WHAT THE TASK ASKS ▸ Beneath this sentence is a set of records; write each of them out exactly.

LISTING ▸
[BEGIN]

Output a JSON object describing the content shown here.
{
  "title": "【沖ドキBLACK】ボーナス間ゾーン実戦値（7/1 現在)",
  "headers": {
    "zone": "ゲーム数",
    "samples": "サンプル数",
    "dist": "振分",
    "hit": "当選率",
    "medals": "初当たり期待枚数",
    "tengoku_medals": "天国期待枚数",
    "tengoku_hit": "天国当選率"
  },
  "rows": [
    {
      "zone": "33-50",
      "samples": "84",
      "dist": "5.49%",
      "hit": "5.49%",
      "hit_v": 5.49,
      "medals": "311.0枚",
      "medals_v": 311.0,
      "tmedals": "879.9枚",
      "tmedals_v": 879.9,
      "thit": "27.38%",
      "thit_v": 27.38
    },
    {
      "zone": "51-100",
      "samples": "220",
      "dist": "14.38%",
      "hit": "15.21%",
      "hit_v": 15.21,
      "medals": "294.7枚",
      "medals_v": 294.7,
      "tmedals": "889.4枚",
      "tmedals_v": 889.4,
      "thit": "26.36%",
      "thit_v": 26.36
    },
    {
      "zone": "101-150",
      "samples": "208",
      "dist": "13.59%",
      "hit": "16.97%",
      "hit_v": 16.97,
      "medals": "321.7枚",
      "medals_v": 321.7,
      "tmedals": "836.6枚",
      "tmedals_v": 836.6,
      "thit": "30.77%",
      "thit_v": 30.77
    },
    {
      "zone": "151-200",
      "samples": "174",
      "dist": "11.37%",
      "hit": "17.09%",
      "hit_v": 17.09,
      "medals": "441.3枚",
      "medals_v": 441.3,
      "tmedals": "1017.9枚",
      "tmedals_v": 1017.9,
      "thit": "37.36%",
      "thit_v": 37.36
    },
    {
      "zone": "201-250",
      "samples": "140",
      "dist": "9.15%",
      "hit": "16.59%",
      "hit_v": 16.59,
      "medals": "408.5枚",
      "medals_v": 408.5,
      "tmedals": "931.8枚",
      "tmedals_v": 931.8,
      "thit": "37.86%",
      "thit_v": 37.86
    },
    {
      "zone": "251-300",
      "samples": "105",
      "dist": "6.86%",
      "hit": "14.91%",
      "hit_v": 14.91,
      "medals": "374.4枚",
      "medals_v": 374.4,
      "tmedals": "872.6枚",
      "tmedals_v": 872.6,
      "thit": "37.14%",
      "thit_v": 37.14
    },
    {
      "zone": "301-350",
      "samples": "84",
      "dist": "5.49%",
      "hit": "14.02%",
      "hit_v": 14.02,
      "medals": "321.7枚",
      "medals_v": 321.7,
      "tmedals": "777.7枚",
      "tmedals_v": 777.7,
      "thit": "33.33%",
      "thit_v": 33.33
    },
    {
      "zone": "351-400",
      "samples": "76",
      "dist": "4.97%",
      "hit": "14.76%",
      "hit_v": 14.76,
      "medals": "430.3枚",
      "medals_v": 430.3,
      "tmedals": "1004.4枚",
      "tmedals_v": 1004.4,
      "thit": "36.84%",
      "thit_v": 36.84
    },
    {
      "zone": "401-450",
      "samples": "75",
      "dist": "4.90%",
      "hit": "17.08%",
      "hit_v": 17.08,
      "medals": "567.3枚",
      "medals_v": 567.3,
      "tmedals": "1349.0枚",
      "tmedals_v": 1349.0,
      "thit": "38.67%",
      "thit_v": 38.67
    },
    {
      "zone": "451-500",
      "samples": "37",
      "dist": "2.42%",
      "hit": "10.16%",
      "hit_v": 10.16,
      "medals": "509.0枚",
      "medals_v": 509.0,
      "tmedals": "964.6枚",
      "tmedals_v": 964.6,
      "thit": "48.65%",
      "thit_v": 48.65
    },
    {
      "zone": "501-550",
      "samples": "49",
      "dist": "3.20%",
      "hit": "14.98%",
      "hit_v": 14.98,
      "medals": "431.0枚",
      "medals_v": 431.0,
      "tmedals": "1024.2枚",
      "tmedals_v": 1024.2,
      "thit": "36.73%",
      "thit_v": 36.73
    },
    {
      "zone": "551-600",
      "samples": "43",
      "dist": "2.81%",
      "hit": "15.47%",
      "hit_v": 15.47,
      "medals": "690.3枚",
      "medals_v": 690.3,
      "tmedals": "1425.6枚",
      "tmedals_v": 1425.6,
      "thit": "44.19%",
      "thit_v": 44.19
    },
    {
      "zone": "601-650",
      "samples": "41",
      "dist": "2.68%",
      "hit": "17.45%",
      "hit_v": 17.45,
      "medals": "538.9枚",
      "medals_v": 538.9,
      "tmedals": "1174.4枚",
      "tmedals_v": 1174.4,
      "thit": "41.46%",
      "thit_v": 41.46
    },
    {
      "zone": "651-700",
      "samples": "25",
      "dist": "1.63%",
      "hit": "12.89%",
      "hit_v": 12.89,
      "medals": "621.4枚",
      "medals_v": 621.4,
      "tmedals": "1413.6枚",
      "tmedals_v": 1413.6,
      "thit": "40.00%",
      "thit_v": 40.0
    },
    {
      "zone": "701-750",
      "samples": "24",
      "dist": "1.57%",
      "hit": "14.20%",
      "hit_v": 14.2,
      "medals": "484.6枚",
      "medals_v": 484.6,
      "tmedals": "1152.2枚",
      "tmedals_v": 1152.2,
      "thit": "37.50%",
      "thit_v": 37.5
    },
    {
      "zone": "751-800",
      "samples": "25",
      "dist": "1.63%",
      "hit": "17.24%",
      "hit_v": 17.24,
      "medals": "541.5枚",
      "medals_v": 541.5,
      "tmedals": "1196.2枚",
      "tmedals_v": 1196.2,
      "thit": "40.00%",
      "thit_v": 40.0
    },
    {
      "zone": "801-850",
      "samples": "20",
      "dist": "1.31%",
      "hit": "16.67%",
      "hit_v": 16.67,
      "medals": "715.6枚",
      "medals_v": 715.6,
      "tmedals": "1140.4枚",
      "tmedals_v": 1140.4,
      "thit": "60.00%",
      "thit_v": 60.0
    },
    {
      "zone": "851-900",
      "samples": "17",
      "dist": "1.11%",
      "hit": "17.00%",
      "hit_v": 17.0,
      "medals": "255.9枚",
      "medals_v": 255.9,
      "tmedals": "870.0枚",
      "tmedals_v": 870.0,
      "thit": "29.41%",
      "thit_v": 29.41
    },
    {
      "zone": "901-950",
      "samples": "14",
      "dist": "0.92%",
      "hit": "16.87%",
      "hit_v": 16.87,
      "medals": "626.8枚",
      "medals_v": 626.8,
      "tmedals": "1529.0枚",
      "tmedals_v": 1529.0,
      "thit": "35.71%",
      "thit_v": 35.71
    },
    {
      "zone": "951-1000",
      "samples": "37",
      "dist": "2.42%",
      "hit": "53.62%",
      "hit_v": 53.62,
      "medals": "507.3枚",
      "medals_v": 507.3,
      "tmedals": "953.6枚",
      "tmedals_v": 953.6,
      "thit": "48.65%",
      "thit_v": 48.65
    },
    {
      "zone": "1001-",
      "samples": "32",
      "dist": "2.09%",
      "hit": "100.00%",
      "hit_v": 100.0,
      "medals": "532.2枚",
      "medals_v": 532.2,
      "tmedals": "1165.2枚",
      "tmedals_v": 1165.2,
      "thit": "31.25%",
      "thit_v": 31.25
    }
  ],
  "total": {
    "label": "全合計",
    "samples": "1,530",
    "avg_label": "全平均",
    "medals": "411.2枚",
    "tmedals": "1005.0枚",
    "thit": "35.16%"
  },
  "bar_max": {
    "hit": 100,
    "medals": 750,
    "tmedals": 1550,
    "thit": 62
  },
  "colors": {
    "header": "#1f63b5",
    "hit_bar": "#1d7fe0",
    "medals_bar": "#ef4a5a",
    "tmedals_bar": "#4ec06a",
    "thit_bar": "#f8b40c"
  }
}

[END]

RESPONSE BELOW ▸
Output a JSON object describing the content shown here.
{
  "title": "【沖ドキBLACK】ボーナス間ゾーン実戦値（7/1 現在)",
  "headers": {
    "zone": "ゲーム数",
    "samples": "サンプル数",
    "dist": "振分",
    "hit": "当選率",
    "medals": "初当たり期待枚数",
    "tengoku_medals": "天国期待枚数",
    "tengoku_hit": "天国当選率"
  },
  "rows": [
    {
      "zone": "33-50",
      "samples": "84",
      "dist": "5.49%",
      "hit": "5.49%",
      "hit_v": 5.49,
      "medals": "311.0枚",
      "medals_v": 311.0,
      "tmedals": "879.9枚",
      "tmedals_v": 879.9,
      "thit": "27.38%",
      "thit_v": 27.38
    },
    {
      "zone": "51-100",
      "samples": "220",
      "dist": "14.38%",
      "hit": "15.21%",
      "hit_v": 15.21,
      "medals": "294.7枚",
      "medals_v": 294.7,
      "tmedals": "889.4枚",
      "tmedals_v": 889.4,
      "thit": "26.36%",
      "thit_v": 26.36
    },
    {
      "zone": "101-150",
      "samples": "208",
      "dist": "13.59%",
      "hit": "16.97%",
      "hit_v": 16.97,
      "medals": "321.7枚",
      "medals_v": 321.7,
      "tmedals": "836.6枚",
      "tmedals_v": 836.6,
      "thit": "30.77%",
      "thit_v": 30.77
    },
    {
      "zone": "151-200",
      "samples": "174",
      "dist": "11.37%",
      "hit": "17.09%",
      "hit_v": 17.09,
      "medals": "441.3枚",
      "medals_v": 441.3,
      "tmedals": "1017.9枚",
      "tmedals_v": 1017.9,
      "thit": "37.36%",
      "thit_v": 37.36
    },
    {
      "zone": "201-250",
      "samples": "140",
      "dist": "9.15%",
      "hit": "16.59%",
      "hit_v": 16.59,
      "medals": "408.5枚",
      "medals_v": 408.5,
      "tmedals": "931.8枚",
      "tmedals_v": 931.8,
      "thit": "37.86%",
      "thit_v": 37.86
    },
    {
      "zone": "251-300",
      "samples": "105",
      "dist": "6.86%",
      "hit": "14.91%",
      "hit_v": 14.91,
      "medals": "374.4枚",
      "medals_v": 374.4,
      "tmedals": "872.6枚",
      "tmedals_v": 872.6,
      "thit": "37.14%",
      "thit_v": 37.14
    },
    {
      "zone": "301-350",
      "samples": "84",
      "dist": "5.49%",
      "hit": "14.02%",
      "hit_v": 14.02,
      "medals": "321.7枚",
      "medals_v": 321.7,
      "tmedals": "777.7枚",
      "tmedals_v": 777.7,
      "thit": "33.33%",
      "thit_v": 33.33
    },
    {
      "zone": "351-400",
      "samples": "76",
      "dist": "4.97%",
      "hit": "14.76%",
      "hit_v": 14.76,
      "medals": "430.3枚",
      "medals_v": 430.3,
      "tmedals": "1004.4枚",
      "tmedals_v": 1004.4,
      "thit": "36.84%",
      "thit_v": 36.84
    },
    {
      "zone": "401-450",
      "samples": "75",
      "dist": "4.90%",
      "hit": "17.08%",
      "hit_v": 17.08,
      "medals": "567.3枚",
      "medals_v": 567.3,
      "tmedals": "1349.0枚",
      "tmedals_v": 1349.0,
      "thit": "38.67%",
      "thit_v": 38.67
    },
    {
      "zone": "451-500",
      "samples": "37",
      "dist": "2.42%",
      "hit": "10.16%",
      "hit_v": 10.16,
      "medals": "509.0枚",
      "medals_v": 509.0,
      "tmedals": "964.6枚",
      "tmedals_v": 964.6,
      "thit": "48.65%",
      "thit_v": 48.65
    },
    {
      "zone": "501-550",
      "samples": "49",
      "dist": "3.20%",
      "hit": "14.98%",
      "hit_v": 14.98,
      "medals": "431.0枚",
      "medals_v": 431.0,
      "tmedals": "1024.2枚",
      "tmedals_v": 1024.2,
      "thit": "36.73%",
      "thit_v": 36.73
    },
    {
      "zone": "551-600",
      "samples": "43",
      "dist": "2.81%",
      "hit": "15.47%",
      "hit_v": 15.47,
      "medals": "690.3枚",
      "medals_v": 690.3,
      "tmedals": "1425.6枚",
      "tmedals_v": 1425.6,
      "thit": "44.19%",
      "thit_v": 44.19
    },
    {
      "zone": "601-650",
      "samples": "41",
      "dist": "2.68%",
      "hit": "17.45%",
      "hit_v": 17.45,
      "medals": "538.9枚",
      "medals_v": 538.9,
      "tmedals": "1174.4枚",
      "tmedals_v": 1174.4,
      "thit": "41.46%",
      "thit_v": 41.46
    },
    {
      "zone": "651-700",
      "samples": "25",
      "dist": "1.63%",
      "hit": "12.89%",
      "hit_v": 12.89,
      "medals": "621.4枚",
      "medals_v": 621.4,
      "tmedals": "1413.6枚",
      "tmedals_v": 1413.6,
      "thit": "40.00%",
      "thit_v": 40.0
    },
    {
      "zone": "701-750",
      "samples": "24",
      "dist": "1.57%",
      "hit": "14.20%",
      "hit_v": 14.2,
      "medals": "484.6枚",
      "medals_v": 484.6,
      "tmedals": "1152.2枚",
      "tmedals_v": 1152.2,
      "thit": "37.50%",
      "thit_v": 37.5
    },
    {
      "zone": "751-800",
      "samples": "25",
      "dist": "1.63%",
      "hit": "17.24%",
      "hit_v": 17.24,
      "medals": "541.5枚",
      "medals_v": 541.5,
      "tmedals": "1196.2枚",
      "tmedals_v": 1196.2,
      "thit": "40.00%",
      "thit_v": 40.0
    },
    {
      "zone": "801-850",
      "samples": "20",
      "dist": "1.31%",
      "hit": "16.67%",
      "hit_v": 16.67,
      "medals": "715.6枚",
      "medals_v": 715.6,
      "tmedals": "1140.4枚",
      "tmedals_v": 1140.4,
      "thit": "60.00%",
      "thit_v": 60.0
    },
    {
      "zone": "851-900",
      "samples": "17",
      "dist": "1.11%",
      "hit": "17.00%",
      "hit_v": 17.0,
      "medals": "255.9枚",
      "medals_v": 255.9,
      "tmedals": "870.0枚",
      "tmedals_v": 870.0,
      "thit": "29.41%",
      "thit_v": 29.41
    },
    {
      "zone": "901-950",
      "samples": "14",
      "dist": "0.92%",
      "hit": "16.87%",
      "hit_v": 16.87,
      "medals": "626.8枚",
      "medals_v": 626.8,
      "tmedals": "1529.0枚",
      "tmedals_v": 1529.0,
      "thit": "35.71%",
      "thit_v": 35.71
    },
    {
      "zone": "951-1000",
      "samples": "37",
      "dist": "2.42%",
      "hit": "53.62%",
      "hit_v": 53.62,
      "medals": "507.3枚",
      "medals_v": 507.3,
      "tmedals": "953.6枚",
      "tmedals_v": 953.6,
      "thit": "48.65%",
      "thit_v": 48.65
    },
    {
      "zone": "1001-",
      "samples": "32",
      "dist": "2.09%",
      "hit": "100.00%",
      "hit_v": 100.0,
      "medals": "532.2枚",
      "medals_v": 532.2,
      "tmedals": "1165.2枚",
      "tmedals_v": 1165.2,
      "thit": "31.25%",
      "thit_v": 31.25
    }
  ],
  "total": {
    "label": "全合計",
    "samples": "1,530",
    "avg_label": "全平均",
    "medals": "411.2枚",
    "tmedals": "1005.0枚",
    "thit": "35.16%"
  },
  "bar_max": {
    "hit": 100,
    "medals": 750,
    "tmedals": 1550,
    "thit": 62
  },
  "colors": {
    "header": "#1f63b5",
    "hit_bar": "#1d7fe0",
    "medals_bar": "#ef4a5a",
    "tmedals_bar": "#4ec06a",
    "thit_bar": "#f8b40c"
  }
}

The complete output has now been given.